> **GIVEN INFORMATION**:
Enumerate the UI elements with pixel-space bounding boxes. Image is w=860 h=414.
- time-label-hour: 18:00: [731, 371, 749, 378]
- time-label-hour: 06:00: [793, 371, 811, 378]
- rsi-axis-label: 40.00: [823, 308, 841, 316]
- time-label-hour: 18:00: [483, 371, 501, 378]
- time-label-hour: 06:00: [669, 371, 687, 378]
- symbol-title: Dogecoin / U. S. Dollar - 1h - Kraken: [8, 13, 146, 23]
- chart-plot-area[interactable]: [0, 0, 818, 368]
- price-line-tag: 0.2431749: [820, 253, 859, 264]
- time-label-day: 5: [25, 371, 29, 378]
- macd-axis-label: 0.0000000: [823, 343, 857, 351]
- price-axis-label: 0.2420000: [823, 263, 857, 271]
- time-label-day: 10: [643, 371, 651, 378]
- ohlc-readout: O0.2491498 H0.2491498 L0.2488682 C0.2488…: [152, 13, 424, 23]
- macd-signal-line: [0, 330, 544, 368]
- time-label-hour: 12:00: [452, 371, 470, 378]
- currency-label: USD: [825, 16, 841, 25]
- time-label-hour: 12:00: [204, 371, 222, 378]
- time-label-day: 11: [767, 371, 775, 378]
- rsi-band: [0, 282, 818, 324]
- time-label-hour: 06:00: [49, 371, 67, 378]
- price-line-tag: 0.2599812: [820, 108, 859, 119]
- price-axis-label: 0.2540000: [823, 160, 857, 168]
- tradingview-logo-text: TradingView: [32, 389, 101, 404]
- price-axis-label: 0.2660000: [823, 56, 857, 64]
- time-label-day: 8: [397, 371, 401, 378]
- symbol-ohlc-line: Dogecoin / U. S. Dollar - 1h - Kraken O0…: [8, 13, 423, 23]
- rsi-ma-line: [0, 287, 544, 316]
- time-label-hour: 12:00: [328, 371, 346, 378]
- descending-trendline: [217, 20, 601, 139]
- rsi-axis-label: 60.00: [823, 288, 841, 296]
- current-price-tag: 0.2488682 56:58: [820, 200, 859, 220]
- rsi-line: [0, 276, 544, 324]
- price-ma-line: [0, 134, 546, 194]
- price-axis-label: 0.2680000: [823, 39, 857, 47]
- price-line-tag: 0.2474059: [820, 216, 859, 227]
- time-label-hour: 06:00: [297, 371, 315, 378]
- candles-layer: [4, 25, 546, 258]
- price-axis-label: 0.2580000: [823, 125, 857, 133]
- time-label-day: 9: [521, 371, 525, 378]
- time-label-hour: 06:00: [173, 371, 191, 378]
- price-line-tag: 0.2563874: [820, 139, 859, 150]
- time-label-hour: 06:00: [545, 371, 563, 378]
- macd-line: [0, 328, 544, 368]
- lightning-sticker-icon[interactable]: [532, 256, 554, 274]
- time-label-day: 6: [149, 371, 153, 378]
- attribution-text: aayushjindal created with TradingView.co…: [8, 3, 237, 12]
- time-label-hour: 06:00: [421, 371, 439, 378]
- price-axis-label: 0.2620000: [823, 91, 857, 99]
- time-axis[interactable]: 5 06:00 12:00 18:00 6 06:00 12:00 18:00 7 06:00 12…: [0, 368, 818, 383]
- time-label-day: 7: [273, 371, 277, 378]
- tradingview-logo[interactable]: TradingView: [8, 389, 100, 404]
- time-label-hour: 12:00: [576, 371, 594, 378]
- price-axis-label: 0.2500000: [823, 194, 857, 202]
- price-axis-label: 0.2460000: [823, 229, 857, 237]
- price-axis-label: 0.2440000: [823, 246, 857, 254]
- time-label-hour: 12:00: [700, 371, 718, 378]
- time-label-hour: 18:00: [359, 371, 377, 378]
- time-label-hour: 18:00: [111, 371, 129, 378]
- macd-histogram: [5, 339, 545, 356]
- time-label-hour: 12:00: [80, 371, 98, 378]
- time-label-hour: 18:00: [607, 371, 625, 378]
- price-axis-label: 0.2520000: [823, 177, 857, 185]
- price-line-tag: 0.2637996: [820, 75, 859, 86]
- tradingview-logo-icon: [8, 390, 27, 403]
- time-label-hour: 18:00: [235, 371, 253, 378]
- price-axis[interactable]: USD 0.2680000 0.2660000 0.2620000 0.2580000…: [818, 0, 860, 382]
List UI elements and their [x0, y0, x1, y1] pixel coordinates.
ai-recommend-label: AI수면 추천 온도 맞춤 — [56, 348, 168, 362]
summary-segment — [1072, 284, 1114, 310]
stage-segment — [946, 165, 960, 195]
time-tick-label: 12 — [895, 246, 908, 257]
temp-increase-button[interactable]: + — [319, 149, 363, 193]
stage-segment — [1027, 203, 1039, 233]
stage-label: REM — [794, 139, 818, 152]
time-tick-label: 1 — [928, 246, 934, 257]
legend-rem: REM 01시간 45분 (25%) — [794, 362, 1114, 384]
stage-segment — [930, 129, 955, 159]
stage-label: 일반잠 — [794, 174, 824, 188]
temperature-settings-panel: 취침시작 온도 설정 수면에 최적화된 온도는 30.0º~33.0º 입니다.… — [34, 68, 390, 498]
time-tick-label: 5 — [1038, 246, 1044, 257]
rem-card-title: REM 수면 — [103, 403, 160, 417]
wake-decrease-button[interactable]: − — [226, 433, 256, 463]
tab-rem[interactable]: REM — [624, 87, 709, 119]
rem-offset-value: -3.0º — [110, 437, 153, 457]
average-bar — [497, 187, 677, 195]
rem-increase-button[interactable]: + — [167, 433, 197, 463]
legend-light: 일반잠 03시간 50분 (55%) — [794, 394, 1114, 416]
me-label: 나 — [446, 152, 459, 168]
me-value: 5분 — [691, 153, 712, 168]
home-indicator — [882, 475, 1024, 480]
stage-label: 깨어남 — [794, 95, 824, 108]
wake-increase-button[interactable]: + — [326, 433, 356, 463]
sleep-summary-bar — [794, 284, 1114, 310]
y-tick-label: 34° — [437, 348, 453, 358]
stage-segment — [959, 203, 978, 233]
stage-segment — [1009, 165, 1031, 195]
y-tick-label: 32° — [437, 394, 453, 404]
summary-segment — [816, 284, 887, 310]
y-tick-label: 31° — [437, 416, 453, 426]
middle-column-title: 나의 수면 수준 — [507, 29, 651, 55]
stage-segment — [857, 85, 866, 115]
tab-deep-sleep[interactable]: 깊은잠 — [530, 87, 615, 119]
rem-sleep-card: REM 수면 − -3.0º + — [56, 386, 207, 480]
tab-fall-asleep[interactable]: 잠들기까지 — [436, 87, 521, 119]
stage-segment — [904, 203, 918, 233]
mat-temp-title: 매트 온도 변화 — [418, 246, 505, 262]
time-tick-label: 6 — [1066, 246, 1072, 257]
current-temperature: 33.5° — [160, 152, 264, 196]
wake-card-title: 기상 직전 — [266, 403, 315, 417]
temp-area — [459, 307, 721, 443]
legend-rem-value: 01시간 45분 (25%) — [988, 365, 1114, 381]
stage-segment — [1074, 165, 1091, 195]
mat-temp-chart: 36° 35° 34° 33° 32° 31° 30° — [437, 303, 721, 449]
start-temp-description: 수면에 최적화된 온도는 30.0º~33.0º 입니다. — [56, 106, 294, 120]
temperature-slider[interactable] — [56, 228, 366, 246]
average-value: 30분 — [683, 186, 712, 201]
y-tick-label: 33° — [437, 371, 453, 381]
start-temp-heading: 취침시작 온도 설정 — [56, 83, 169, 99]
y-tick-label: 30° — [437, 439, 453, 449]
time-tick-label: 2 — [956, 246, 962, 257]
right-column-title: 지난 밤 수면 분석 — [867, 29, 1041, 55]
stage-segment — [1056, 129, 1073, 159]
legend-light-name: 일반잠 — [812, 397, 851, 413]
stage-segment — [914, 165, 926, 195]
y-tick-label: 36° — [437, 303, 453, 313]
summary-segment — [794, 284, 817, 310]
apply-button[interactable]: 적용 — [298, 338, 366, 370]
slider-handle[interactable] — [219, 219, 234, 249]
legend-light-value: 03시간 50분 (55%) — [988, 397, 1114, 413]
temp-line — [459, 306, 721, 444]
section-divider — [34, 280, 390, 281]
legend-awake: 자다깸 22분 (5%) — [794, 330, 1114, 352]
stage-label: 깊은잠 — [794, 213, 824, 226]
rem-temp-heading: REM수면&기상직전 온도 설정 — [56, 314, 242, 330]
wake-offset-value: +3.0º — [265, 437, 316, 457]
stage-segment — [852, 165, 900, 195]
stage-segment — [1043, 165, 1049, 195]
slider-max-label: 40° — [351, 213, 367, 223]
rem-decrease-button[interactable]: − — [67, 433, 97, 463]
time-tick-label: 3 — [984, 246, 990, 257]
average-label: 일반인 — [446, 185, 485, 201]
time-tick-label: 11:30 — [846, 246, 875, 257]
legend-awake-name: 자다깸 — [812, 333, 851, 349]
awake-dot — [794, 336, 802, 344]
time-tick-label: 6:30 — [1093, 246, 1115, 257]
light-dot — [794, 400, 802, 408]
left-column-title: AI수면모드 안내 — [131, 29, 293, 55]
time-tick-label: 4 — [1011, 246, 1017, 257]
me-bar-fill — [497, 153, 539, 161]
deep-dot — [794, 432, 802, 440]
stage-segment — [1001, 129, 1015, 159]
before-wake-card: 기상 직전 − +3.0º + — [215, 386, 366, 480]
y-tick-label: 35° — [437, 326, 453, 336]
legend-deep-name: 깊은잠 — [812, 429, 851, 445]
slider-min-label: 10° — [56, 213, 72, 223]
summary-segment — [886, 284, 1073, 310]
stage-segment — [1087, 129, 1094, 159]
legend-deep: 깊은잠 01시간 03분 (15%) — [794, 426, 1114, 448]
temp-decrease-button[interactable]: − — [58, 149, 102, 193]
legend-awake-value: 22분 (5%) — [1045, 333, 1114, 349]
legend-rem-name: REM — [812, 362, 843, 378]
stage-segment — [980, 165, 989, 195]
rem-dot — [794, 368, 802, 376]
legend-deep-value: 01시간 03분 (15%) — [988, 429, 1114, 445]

> **WHAT THE TASK ASKS**: Copy out the lines from the start of the records up to and including the line with "- rsi-band: [0, 282, 818, 324]", character for character.

> **RESPONSE**:
Enumerate the UI elements with pixel-space bounding boxes. Image is w=860 h=414.
- time-label-hour: 18:00: [731, 371, 749, 378]
- time-label-hour: 06:00: [793, 371, 811, 378]
- rsi-axis-label: 40.00: [823, 308, 841, 316]
- time-label-hour: 18:00: [483, 371, 501, 378]
- time-label-hour: 06:00: [669, 371, 687, 378]
- symbol-title: Dogecoin / U. S. Dollar - 1h - Kraken: [8, 13, 146, 23]
- chart-plot-area[interactable]: [0, 0, 818, 368]
- price-line-tag: 0.2431749: [820, 253, 859, 264]
- time-label-day: 5: [25, 371, 29, 378]
- macd-axis-label: 0.0000000: [823, 343, 857, 351]
- price-axis-label: 0.2420000: [823, 263, 857, 271]
- time-label-day: 10: [643, 371, 651, 378]
- ohlc-readout: O0.2491498 H0.2491498 L0.2488682 C0.2488…: [152, 13, 424, 23]
- macd-signal-line: [0, 330, 544, 368]
- time-label-hour: 12:00: [452, 371, 470, 378]
- currency-label: USD: [825, 16, 841, 25]
- time-label-hour: 12:00: [204, 371, 222, 378]
- time-label-day: 11: [767, 371, 775, 378]
- rsi-band: [0, 282, 818, 324]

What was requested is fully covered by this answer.